--- Start Extracted entries ---
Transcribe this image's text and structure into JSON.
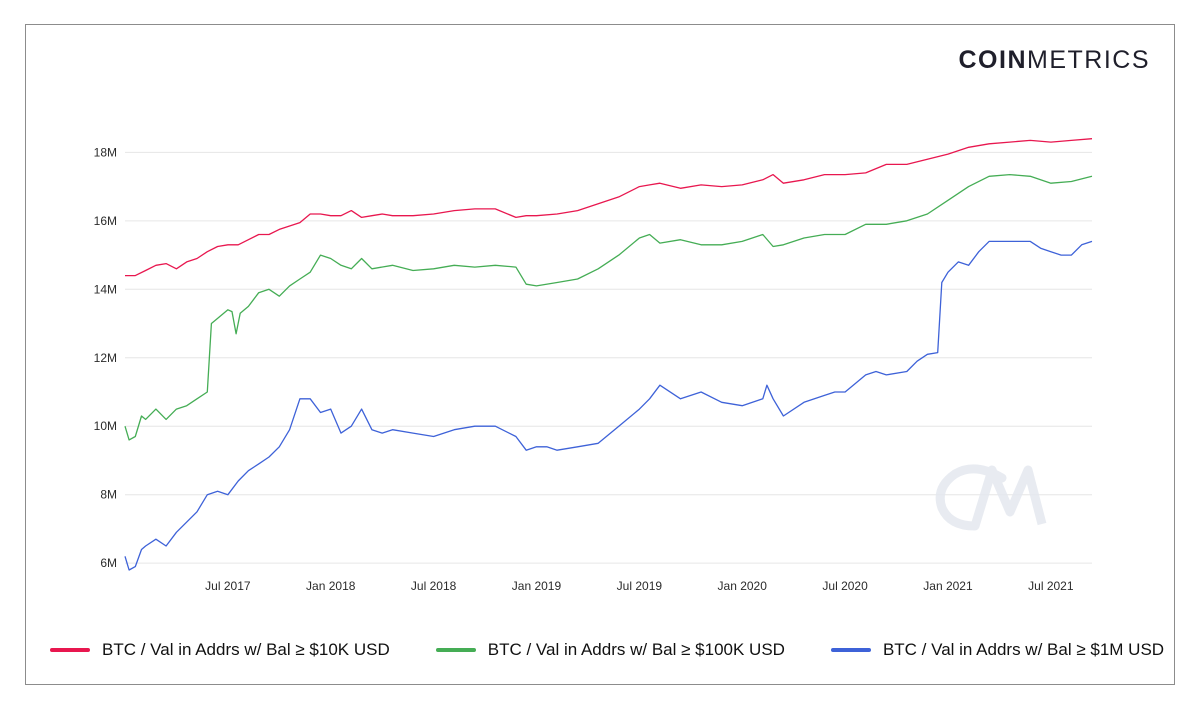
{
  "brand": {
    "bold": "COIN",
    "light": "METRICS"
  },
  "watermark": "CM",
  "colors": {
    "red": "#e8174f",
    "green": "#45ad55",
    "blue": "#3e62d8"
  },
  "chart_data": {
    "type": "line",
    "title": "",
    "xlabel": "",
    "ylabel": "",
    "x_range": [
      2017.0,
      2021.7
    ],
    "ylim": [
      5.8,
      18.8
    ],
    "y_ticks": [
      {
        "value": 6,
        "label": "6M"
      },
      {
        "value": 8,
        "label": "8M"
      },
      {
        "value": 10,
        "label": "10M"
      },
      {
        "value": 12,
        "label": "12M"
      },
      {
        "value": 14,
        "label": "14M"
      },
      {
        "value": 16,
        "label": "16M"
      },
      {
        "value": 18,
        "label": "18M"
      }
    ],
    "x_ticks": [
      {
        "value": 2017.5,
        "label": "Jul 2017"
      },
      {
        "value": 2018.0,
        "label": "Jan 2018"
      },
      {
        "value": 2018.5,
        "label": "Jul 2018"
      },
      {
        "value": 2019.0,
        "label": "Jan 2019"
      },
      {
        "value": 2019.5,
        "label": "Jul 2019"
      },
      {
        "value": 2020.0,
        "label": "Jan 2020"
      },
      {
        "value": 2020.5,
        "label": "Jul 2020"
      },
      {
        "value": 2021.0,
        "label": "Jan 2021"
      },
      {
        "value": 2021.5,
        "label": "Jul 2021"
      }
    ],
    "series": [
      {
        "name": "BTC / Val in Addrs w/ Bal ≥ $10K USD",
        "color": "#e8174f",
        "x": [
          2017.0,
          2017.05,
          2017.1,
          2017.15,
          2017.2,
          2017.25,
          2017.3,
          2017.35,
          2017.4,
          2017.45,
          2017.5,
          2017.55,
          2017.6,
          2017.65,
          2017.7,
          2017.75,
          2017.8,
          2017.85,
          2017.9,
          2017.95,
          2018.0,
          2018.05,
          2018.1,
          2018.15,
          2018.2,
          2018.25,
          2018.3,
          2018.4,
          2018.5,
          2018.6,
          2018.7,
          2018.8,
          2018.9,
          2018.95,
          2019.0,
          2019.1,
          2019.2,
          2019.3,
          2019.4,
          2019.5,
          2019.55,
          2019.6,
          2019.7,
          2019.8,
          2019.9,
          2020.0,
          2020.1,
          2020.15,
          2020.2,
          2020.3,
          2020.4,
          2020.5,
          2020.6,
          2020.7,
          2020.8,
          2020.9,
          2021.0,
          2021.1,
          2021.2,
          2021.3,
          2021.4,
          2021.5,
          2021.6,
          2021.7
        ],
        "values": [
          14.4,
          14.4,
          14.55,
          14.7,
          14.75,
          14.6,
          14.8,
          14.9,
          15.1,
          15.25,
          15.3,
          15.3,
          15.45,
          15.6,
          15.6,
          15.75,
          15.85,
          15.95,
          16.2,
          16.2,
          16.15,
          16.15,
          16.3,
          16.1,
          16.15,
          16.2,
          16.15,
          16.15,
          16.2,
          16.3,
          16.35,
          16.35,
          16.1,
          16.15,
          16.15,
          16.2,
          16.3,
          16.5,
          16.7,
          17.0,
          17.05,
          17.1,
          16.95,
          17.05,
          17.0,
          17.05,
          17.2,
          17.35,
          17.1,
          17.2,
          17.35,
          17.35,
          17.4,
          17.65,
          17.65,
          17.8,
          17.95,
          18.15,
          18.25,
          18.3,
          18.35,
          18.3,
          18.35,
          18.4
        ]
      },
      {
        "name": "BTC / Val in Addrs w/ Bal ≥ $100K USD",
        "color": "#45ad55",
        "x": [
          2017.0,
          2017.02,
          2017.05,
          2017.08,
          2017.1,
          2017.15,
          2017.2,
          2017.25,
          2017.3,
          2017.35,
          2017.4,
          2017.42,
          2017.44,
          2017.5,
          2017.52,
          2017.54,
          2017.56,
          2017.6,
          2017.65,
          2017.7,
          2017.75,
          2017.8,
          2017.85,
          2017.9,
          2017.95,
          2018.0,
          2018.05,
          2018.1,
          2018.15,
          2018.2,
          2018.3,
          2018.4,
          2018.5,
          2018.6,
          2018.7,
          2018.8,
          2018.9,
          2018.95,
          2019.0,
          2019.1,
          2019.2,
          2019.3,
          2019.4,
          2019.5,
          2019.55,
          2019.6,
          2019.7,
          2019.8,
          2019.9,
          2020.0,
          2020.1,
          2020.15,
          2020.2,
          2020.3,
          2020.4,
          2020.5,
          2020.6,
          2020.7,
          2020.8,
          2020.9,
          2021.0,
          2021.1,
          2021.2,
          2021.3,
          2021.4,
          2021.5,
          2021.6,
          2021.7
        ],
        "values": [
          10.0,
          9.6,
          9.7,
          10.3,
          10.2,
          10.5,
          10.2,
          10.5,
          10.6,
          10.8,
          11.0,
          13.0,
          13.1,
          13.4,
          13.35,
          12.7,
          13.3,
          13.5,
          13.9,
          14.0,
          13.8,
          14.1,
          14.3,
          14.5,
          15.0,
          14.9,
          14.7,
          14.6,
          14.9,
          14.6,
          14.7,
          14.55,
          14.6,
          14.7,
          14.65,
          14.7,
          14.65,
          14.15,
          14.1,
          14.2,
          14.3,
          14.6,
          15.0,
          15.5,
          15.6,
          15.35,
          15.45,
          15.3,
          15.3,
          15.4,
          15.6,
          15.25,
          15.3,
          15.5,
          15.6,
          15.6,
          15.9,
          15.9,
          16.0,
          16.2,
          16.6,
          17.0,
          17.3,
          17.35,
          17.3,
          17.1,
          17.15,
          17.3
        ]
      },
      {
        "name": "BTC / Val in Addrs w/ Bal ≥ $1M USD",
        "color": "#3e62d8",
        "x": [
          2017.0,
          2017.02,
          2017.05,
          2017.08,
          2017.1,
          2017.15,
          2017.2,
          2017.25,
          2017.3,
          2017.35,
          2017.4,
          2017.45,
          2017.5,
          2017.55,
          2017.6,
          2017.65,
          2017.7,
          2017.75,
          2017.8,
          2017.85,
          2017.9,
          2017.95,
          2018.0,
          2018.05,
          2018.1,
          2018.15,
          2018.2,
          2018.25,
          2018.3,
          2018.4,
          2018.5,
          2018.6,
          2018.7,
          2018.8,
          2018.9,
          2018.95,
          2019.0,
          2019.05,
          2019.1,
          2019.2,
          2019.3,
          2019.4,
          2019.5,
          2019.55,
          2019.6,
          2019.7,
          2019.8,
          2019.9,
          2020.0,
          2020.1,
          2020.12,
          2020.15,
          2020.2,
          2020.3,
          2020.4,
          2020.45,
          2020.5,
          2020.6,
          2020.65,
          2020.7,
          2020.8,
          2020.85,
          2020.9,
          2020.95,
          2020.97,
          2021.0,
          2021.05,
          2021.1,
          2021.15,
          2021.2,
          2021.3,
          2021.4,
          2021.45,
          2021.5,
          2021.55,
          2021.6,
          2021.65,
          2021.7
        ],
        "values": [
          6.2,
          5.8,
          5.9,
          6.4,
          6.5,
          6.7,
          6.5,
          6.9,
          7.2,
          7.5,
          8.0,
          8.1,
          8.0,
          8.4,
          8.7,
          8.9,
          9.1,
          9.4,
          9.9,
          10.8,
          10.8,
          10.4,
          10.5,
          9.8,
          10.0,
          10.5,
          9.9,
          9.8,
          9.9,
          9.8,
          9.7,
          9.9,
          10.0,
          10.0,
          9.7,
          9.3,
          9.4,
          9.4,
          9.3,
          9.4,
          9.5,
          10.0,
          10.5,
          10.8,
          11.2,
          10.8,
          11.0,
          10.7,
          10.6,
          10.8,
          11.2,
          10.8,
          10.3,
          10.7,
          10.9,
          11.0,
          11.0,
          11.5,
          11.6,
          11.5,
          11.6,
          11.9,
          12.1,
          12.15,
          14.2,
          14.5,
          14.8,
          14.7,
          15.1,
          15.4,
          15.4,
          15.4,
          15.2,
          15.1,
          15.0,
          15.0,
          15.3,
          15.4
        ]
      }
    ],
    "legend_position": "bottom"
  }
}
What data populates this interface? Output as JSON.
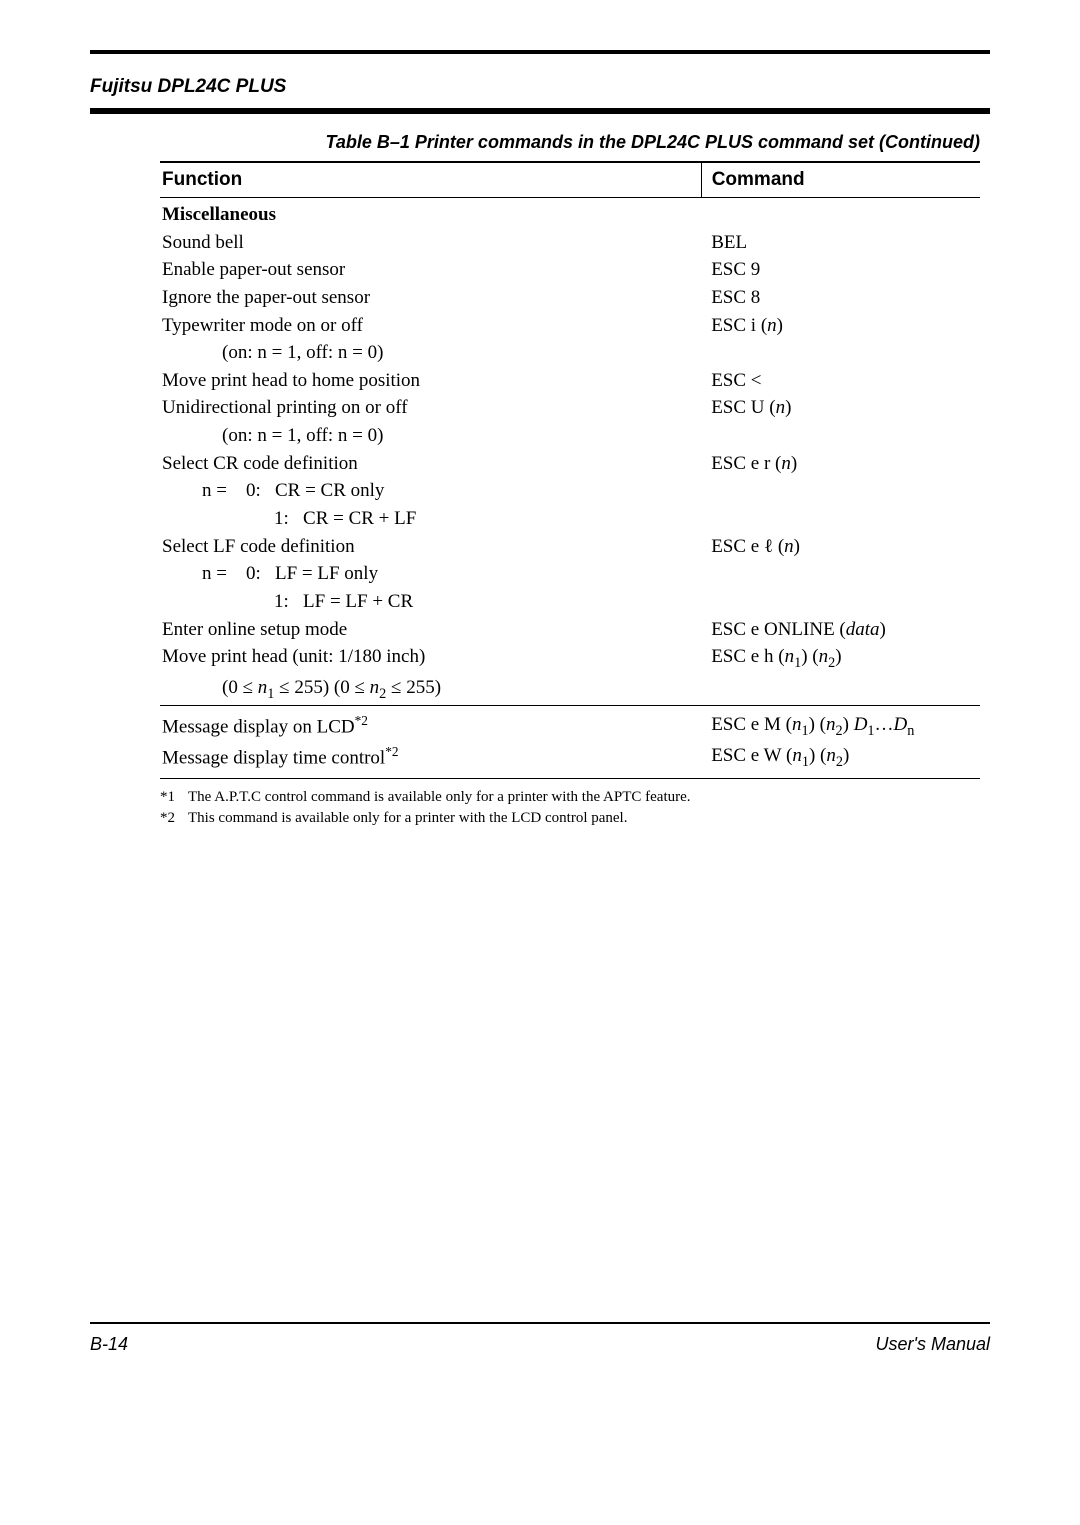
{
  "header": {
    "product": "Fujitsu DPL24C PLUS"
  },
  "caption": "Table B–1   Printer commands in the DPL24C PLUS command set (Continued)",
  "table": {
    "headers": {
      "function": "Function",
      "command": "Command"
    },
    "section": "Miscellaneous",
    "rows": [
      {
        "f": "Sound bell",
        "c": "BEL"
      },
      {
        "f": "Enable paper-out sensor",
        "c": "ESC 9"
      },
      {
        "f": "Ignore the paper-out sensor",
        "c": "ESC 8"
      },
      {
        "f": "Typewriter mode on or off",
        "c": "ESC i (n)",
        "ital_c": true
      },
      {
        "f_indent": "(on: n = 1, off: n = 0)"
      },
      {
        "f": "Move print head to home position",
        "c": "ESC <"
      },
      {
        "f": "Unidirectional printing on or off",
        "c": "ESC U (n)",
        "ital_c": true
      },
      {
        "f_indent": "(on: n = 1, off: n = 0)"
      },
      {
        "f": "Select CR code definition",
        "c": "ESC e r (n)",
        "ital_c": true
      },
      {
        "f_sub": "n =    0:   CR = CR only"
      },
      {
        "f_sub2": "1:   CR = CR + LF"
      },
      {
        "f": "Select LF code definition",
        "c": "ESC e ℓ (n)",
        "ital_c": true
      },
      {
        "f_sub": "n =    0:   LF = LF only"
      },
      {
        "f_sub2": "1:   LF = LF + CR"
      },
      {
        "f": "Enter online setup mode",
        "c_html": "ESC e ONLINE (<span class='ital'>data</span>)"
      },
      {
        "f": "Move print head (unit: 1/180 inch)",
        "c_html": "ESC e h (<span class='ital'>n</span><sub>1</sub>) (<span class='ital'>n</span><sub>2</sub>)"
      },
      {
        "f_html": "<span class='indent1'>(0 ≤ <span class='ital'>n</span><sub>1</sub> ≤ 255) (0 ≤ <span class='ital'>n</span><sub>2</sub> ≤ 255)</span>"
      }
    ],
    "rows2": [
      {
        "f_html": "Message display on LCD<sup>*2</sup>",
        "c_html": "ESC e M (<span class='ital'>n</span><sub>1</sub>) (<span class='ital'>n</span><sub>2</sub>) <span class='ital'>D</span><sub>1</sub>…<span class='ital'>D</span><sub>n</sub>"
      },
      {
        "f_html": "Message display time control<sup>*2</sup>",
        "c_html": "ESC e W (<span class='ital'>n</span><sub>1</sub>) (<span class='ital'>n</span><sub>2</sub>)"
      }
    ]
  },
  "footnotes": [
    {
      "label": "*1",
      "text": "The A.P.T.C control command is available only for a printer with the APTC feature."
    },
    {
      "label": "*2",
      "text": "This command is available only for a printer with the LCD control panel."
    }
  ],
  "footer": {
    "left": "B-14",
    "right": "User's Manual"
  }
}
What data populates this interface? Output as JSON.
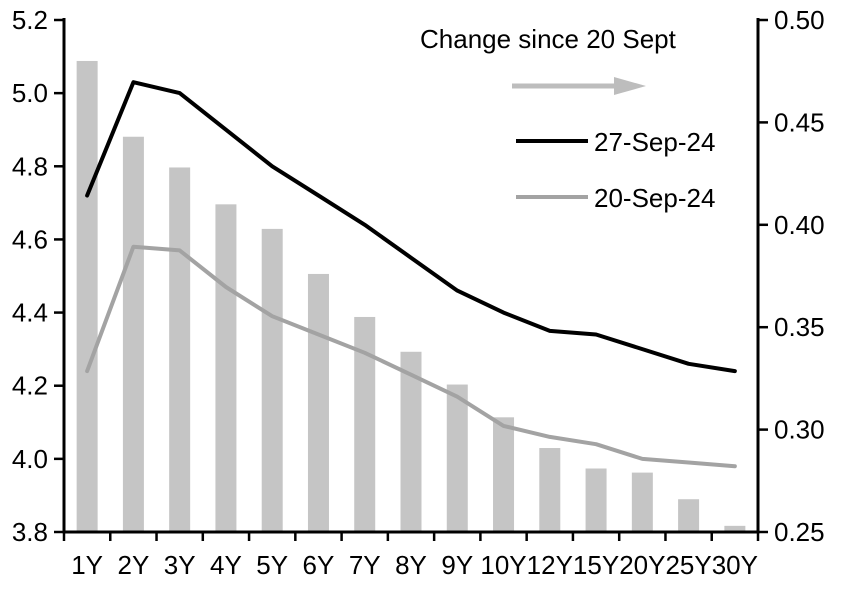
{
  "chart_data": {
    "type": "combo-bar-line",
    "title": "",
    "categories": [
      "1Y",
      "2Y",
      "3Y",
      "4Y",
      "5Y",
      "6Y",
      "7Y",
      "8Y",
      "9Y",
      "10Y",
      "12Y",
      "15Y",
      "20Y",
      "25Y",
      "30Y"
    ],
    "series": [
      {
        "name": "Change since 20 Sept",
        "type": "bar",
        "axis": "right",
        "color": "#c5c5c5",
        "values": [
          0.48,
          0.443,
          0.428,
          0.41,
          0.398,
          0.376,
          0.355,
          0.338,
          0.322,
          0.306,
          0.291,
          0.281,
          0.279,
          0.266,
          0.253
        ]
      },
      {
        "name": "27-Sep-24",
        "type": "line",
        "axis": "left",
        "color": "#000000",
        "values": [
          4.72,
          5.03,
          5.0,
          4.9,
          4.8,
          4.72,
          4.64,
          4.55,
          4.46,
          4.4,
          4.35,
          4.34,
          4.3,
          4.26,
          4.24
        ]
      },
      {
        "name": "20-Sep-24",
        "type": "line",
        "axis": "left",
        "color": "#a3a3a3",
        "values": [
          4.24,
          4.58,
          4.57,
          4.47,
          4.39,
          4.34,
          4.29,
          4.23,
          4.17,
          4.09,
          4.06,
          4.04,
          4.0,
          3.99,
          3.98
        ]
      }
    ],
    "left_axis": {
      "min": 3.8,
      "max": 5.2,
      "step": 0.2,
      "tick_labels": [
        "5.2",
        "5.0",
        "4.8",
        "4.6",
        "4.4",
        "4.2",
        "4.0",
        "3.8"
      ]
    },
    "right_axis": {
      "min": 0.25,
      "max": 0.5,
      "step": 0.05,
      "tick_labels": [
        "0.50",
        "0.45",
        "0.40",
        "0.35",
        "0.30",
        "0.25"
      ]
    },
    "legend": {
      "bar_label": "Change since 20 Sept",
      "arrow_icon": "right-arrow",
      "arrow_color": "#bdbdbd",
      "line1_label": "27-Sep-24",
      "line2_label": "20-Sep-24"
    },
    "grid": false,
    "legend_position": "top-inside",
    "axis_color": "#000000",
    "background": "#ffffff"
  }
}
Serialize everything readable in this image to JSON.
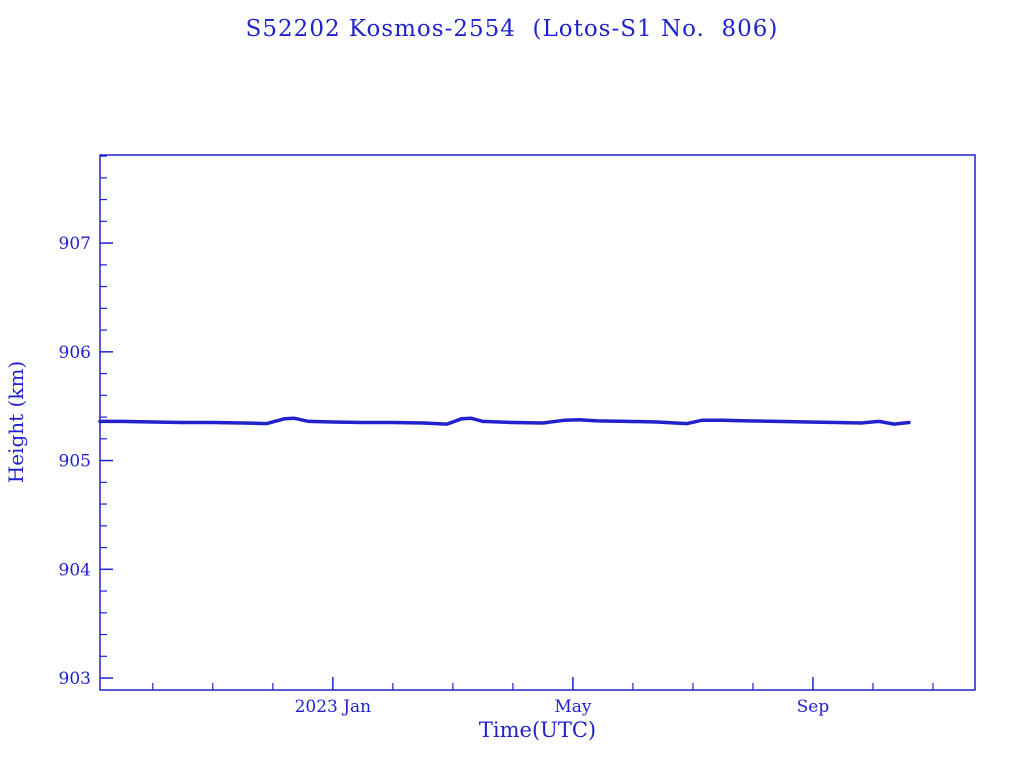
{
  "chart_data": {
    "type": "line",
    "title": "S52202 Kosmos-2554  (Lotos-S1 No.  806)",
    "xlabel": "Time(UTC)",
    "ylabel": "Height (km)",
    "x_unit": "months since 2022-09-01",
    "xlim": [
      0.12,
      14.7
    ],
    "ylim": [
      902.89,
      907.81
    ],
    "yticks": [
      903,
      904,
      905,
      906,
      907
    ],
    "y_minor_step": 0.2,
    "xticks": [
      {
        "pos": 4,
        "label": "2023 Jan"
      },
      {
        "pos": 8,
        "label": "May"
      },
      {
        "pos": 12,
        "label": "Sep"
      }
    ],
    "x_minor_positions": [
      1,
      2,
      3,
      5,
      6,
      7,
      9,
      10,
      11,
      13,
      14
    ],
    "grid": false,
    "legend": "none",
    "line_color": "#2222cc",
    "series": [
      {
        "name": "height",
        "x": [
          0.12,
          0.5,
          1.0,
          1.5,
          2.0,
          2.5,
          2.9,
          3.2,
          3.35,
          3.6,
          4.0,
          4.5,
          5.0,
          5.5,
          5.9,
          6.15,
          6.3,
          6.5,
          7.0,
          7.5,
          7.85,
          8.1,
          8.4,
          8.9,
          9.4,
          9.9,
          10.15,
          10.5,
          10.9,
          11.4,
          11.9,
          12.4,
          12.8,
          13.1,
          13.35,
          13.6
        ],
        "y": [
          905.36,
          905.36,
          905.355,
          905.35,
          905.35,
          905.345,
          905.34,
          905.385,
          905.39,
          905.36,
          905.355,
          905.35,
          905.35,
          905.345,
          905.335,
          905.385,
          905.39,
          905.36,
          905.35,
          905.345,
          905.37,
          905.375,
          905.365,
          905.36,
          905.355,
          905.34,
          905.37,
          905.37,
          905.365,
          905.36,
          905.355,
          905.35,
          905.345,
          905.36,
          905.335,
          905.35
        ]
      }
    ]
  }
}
--- End Extracted entries ---
Show each line in the entries that holds the string "class".

» Response to the exercise:
        "c_html": "ESC e ONLINE (<span class='ital'>data</span>)"
        "c_html": "ESC e h (<span class='ital'>n</span><sub>1</sub>) (<span class='ital'>n</span><sub>2</sub>)"
        "f_html": "<span class='indent1'>(0 ≤ <span class='ital'>n</span><sub>1</sub> ≤ 255) (0 ≤ <span class='ital'>n</span><sub>2</sub> ≤ 255)</span>"
        "c_html": "ESC e M (<span class='ital'>n</span><sub>1</sub>) (<span class='ital'>n</span><sub>2</sub>) <span class='ital'>D</span><sub>1</sub>…<span class='ital'>D</span><sub>n</sub>"
        "c_html": "ESC e W (<span class='ital'>n</span><sub>1</sub>) (<span class='ital'>n</span><sub>2</sub>)"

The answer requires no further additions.